── SUPPLIED DATA

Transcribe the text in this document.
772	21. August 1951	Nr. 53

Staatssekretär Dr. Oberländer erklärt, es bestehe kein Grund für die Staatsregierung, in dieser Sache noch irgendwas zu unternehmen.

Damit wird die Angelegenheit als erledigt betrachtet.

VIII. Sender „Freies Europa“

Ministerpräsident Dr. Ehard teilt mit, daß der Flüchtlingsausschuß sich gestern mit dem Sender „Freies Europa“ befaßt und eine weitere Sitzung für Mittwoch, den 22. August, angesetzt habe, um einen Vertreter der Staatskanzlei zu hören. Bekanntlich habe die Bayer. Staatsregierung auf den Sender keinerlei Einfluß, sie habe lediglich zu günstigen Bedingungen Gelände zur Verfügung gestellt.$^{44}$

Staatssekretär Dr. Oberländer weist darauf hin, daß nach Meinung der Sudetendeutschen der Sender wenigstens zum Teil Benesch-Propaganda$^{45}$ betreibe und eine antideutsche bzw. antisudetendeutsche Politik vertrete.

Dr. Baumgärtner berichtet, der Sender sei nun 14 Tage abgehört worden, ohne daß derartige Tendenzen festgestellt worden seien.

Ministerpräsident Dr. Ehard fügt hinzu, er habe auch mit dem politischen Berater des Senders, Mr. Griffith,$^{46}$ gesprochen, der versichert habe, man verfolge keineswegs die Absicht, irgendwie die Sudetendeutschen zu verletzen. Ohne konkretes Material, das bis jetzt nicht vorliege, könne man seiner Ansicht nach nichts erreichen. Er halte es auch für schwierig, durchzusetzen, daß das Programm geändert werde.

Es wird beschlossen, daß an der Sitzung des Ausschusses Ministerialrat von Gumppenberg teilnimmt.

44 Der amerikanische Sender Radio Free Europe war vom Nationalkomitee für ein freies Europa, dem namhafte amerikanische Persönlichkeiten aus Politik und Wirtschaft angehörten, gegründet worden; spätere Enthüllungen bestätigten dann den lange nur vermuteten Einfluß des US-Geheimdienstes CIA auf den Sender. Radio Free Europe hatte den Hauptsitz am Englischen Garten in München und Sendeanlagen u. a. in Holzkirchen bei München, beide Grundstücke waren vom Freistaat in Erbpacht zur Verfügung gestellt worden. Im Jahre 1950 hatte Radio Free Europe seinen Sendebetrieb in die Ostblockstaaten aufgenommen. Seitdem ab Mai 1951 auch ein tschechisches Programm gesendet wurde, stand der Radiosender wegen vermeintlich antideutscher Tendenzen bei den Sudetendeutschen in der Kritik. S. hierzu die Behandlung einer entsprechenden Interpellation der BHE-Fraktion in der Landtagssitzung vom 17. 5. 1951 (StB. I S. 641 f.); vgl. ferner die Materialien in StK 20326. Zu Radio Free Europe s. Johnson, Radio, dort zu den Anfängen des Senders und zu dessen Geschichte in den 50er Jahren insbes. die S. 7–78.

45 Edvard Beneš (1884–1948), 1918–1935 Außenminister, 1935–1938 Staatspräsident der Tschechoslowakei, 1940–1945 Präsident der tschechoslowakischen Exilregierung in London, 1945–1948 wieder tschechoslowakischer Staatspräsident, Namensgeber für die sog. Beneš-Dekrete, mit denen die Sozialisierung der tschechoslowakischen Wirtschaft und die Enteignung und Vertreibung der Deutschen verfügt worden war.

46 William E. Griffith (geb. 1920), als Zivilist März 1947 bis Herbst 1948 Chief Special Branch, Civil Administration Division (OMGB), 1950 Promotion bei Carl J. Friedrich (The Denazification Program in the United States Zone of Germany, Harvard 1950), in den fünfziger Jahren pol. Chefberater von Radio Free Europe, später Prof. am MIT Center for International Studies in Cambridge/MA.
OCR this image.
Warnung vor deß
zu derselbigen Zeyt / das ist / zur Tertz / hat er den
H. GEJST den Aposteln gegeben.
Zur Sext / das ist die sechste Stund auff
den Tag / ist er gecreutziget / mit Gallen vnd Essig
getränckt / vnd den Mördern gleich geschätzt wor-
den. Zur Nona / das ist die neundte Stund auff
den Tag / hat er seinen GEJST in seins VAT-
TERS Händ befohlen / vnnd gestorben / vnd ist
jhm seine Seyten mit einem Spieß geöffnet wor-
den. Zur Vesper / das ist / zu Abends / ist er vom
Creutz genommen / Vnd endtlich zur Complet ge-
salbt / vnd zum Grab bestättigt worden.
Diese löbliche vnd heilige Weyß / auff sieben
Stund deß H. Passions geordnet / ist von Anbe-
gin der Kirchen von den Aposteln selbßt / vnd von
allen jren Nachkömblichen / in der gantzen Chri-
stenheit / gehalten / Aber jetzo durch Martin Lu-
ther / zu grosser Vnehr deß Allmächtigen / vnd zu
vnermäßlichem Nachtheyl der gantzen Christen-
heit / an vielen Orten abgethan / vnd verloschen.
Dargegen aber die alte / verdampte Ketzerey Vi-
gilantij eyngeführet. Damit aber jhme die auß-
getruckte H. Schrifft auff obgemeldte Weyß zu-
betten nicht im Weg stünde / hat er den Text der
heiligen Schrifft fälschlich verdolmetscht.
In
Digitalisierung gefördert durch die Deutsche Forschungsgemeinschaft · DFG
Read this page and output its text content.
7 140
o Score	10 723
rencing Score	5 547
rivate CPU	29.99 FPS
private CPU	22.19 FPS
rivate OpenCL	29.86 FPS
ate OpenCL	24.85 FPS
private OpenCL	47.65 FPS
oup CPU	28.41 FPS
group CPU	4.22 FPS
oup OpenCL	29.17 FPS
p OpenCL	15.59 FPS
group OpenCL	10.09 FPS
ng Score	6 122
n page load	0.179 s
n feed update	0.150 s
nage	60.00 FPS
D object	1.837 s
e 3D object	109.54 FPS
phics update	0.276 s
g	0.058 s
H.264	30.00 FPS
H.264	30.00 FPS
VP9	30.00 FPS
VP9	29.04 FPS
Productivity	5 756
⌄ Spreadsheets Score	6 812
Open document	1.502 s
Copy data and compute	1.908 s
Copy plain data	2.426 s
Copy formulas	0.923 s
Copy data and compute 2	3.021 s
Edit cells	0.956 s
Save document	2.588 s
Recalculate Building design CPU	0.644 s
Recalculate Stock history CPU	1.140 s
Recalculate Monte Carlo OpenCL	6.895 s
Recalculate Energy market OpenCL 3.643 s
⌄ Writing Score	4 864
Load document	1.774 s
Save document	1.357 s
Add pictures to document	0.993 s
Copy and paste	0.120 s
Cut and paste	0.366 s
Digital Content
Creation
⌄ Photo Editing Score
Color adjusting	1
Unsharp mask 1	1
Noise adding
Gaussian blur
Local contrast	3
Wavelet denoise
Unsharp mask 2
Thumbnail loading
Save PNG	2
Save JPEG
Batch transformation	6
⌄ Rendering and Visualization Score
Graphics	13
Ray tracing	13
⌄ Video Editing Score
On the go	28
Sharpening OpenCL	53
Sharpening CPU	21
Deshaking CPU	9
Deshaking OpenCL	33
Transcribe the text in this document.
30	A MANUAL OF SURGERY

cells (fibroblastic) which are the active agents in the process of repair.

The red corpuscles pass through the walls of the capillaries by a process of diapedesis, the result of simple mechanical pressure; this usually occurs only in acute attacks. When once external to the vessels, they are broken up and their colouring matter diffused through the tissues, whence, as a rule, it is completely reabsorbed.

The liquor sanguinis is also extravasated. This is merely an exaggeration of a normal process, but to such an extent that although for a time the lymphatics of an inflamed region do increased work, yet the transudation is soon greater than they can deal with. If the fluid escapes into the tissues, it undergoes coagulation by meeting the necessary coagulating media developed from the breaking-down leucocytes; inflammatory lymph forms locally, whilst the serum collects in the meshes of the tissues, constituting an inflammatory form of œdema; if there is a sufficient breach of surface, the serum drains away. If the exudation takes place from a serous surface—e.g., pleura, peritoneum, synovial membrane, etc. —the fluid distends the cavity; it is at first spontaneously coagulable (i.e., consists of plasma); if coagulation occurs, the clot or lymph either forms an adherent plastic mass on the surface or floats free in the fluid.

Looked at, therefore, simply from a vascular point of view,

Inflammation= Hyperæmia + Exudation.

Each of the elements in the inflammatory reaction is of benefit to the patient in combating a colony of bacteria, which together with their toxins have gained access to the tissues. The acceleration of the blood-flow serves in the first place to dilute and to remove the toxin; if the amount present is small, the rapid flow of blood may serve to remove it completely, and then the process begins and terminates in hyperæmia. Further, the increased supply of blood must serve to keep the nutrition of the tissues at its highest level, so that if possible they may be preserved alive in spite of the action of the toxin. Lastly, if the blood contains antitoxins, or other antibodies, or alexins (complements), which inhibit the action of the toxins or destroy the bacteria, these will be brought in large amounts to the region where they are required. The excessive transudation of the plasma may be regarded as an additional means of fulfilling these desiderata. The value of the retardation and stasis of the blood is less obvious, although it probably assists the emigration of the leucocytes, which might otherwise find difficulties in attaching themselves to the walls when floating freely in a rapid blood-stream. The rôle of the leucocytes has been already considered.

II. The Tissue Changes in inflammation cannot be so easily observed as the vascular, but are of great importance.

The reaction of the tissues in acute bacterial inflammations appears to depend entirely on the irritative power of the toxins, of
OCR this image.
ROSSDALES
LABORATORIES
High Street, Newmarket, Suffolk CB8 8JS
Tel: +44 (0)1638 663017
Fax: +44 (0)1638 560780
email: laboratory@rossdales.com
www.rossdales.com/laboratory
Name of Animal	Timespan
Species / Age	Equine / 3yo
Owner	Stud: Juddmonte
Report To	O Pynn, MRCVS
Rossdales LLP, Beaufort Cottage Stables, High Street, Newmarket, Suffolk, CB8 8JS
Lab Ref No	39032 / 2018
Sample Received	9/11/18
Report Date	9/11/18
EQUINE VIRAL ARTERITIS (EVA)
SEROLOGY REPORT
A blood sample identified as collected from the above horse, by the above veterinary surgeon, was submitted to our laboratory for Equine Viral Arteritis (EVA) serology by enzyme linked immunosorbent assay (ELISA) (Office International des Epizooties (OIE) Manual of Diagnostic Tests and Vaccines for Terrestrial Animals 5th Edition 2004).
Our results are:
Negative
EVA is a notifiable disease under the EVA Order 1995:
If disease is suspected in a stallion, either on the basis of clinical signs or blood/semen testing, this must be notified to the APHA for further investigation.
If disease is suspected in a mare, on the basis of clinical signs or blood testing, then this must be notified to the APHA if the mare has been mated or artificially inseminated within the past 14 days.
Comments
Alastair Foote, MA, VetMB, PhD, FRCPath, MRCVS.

────

EXERCISE DIRECTIONS: Check every line above for the string "private", and copy the ones that have it.

WRITTEN ANSWER:
private CPU	22.19 FPS
private OpenCL	47.65 FPS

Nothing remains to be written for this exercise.